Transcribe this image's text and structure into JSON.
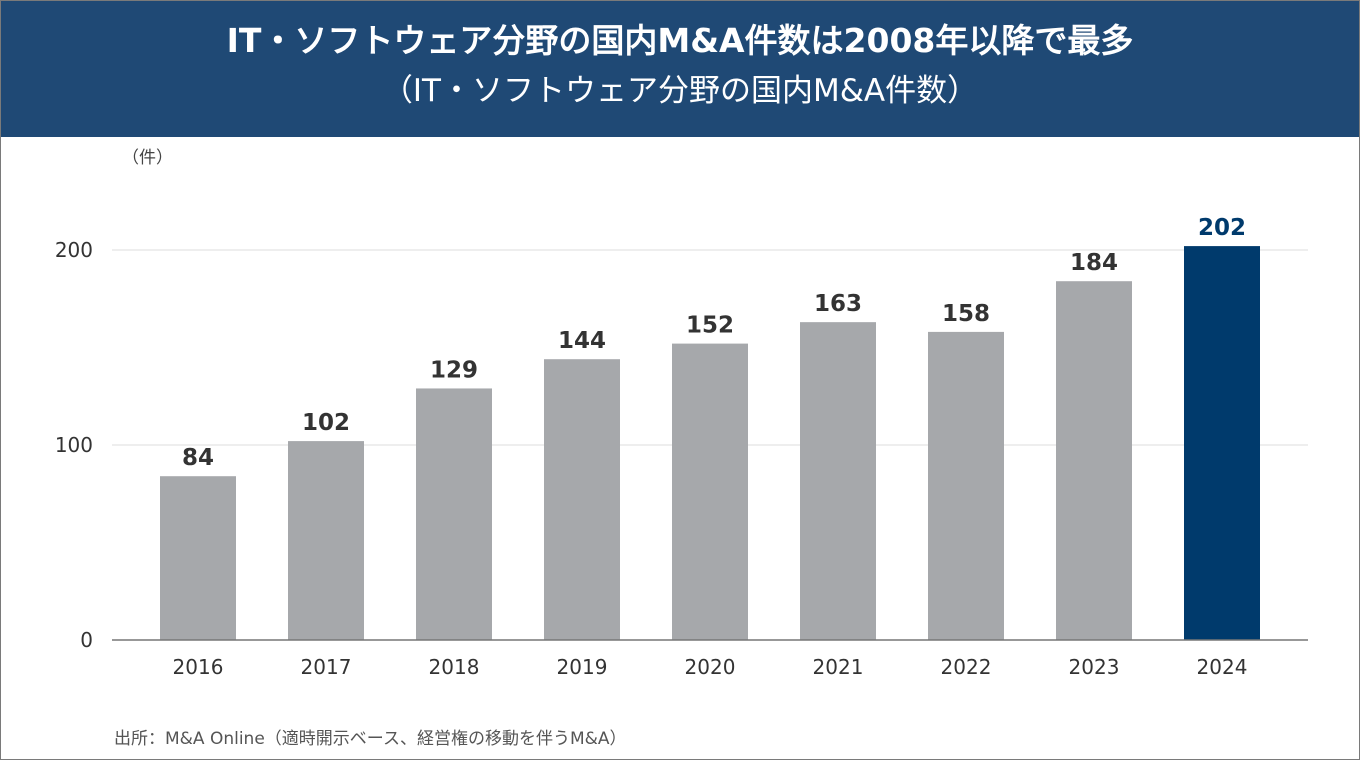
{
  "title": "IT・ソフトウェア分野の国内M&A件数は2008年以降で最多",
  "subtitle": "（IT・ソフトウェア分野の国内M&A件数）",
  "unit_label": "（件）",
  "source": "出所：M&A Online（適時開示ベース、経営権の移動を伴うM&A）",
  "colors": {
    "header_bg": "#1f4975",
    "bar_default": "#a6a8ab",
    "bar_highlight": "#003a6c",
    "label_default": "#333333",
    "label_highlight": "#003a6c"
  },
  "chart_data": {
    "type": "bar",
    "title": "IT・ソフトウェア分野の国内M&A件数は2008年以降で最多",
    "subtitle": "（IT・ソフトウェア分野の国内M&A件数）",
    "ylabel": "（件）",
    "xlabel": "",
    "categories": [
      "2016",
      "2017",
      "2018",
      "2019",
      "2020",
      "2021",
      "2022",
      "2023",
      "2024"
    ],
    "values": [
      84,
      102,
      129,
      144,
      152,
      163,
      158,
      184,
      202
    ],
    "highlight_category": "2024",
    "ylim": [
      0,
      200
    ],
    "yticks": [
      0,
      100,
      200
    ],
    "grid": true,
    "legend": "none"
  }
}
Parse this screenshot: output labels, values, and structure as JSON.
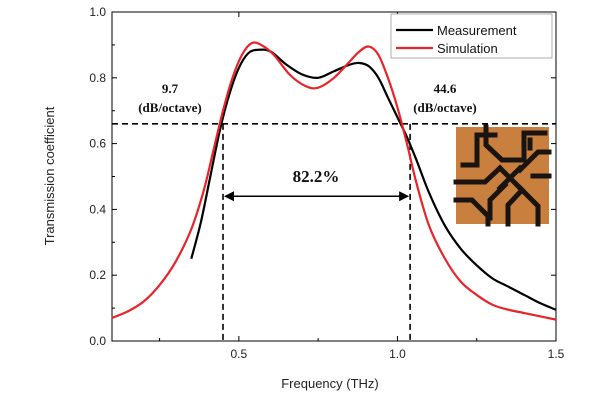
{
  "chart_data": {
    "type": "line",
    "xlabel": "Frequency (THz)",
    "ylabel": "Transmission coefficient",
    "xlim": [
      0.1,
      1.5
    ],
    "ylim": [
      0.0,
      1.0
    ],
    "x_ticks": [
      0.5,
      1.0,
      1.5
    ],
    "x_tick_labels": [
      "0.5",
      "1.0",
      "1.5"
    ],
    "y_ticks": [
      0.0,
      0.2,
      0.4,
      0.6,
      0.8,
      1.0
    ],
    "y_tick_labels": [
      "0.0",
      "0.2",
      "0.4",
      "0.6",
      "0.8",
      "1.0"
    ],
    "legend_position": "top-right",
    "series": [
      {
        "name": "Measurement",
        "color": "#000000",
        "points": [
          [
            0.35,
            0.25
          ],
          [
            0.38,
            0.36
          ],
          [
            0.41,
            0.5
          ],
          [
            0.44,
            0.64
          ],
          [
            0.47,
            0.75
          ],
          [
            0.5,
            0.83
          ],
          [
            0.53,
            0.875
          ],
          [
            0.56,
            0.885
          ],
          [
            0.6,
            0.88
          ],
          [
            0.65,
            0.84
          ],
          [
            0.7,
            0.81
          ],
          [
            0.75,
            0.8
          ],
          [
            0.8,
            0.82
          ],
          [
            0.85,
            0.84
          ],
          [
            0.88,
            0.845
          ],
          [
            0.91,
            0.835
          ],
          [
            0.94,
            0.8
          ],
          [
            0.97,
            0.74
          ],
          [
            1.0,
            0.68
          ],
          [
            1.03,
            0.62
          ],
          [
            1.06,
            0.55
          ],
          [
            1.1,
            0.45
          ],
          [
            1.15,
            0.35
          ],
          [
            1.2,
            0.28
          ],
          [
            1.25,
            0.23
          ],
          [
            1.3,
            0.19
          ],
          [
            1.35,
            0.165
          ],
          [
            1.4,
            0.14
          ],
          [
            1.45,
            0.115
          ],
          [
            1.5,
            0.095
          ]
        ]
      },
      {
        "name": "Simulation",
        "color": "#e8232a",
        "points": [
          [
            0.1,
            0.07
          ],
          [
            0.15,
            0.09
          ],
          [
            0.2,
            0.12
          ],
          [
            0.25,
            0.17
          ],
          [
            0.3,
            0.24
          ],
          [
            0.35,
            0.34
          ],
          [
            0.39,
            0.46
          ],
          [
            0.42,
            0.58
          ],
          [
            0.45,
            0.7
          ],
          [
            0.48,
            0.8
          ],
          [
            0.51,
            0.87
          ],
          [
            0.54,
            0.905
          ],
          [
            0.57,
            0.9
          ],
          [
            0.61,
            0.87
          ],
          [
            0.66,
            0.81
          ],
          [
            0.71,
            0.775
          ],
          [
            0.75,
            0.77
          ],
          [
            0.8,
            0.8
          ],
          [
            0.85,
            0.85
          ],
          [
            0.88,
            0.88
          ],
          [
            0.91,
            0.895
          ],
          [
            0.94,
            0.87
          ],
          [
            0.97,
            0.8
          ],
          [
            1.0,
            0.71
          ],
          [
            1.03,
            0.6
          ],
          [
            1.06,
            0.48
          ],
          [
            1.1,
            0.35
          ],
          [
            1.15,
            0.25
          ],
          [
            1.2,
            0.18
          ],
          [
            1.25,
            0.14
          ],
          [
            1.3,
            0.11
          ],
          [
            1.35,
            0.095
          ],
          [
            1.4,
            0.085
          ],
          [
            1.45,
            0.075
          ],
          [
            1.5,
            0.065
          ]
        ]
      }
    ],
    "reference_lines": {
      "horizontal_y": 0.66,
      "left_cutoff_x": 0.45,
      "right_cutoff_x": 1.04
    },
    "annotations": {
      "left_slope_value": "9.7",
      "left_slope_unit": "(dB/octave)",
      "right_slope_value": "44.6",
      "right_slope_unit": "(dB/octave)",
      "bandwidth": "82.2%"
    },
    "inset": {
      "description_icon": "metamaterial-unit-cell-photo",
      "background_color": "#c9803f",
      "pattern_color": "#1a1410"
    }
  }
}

----------------------------------------

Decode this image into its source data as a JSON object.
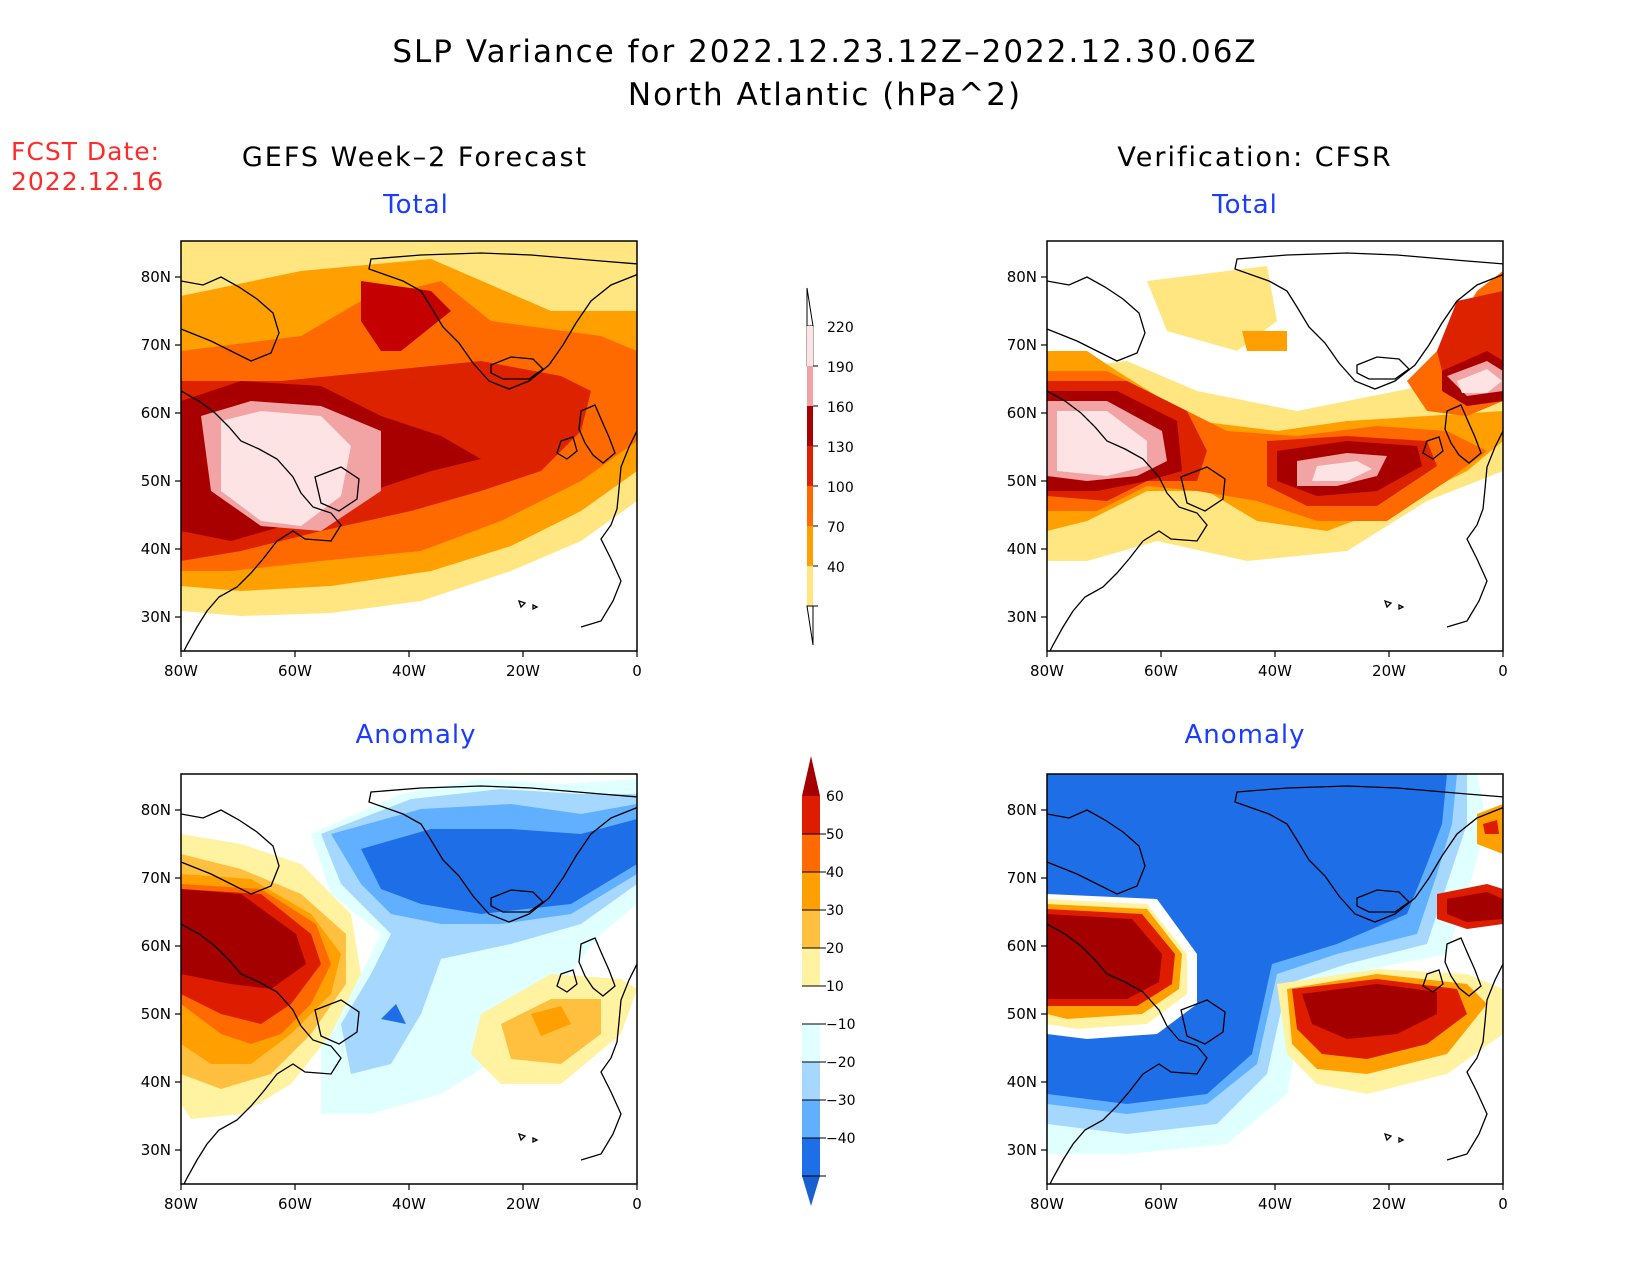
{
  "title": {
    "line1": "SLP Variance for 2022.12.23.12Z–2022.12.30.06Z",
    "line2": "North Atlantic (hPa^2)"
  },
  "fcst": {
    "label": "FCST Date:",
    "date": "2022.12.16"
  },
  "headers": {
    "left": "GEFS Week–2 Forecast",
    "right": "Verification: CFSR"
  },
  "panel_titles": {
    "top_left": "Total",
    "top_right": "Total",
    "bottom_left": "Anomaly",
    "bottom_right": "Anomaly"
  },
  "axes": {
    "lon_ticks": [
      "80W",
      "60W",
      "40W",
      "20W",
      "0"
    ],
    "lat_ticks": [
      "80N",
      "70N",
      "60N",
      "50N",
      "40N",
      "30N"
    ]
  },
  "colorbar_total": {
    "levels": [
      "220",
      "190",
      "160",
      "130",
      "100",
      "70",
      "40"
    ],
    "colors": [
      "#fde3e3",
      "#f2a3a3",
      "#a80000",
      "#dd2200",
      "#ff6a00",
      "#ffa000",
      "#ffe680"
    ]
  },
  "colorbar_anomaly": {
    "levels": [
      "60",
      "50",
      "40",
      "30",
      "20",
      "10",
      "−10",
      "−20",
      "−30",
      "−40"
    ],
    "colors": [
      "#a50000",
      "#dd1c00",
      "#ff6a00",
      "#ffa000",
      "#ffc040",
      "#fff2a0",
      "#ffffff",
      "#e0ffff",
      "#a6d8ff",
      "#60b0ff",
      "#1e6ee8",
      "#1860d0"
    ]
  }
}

----------------------------------------

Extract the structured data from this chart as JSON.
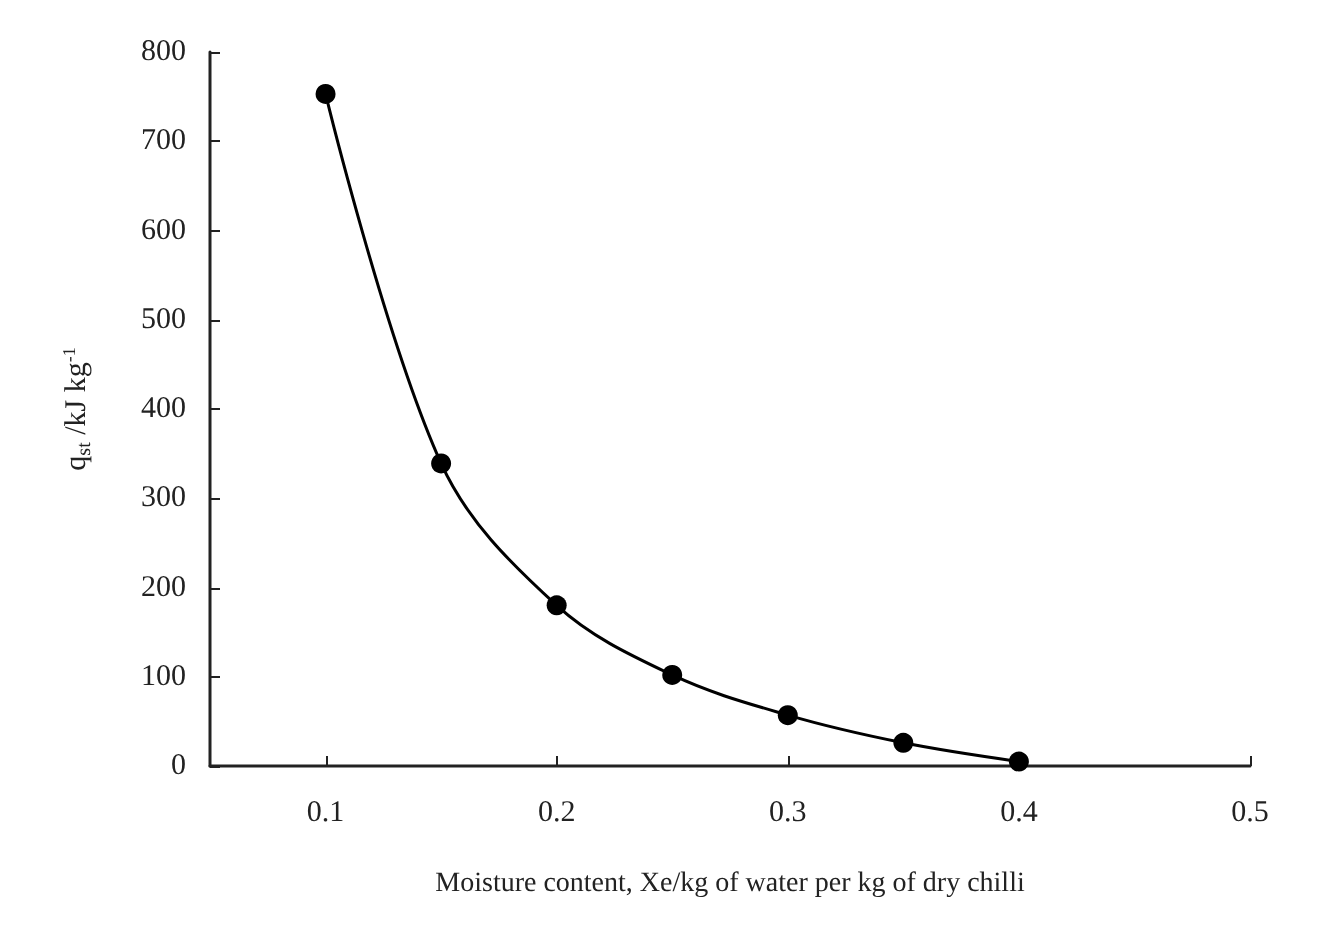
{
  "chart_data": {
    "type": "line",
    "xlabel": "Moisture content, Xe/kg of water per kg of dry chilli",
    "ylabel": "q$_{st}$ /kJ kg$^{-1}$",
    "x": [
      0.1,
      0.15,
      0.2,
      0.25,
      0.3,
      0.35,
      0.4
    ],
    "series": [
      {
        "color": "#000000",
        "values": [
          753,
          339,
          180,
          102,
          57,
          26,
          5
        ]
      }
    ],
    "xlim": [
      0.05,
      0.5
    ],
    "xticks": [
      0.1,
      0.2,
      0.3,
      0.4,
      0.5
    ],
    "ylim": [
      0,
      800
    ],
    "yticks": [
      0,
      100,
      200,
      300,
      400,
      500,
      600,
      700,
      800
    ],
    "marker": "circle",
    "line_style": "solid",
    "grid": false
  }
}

----------------------------------------

### TASK TO CARRY OUT
Go through the material above and count the lines that contain "subtitle"; answer with the number alone.

### RESULT OF THE EXERCISE
2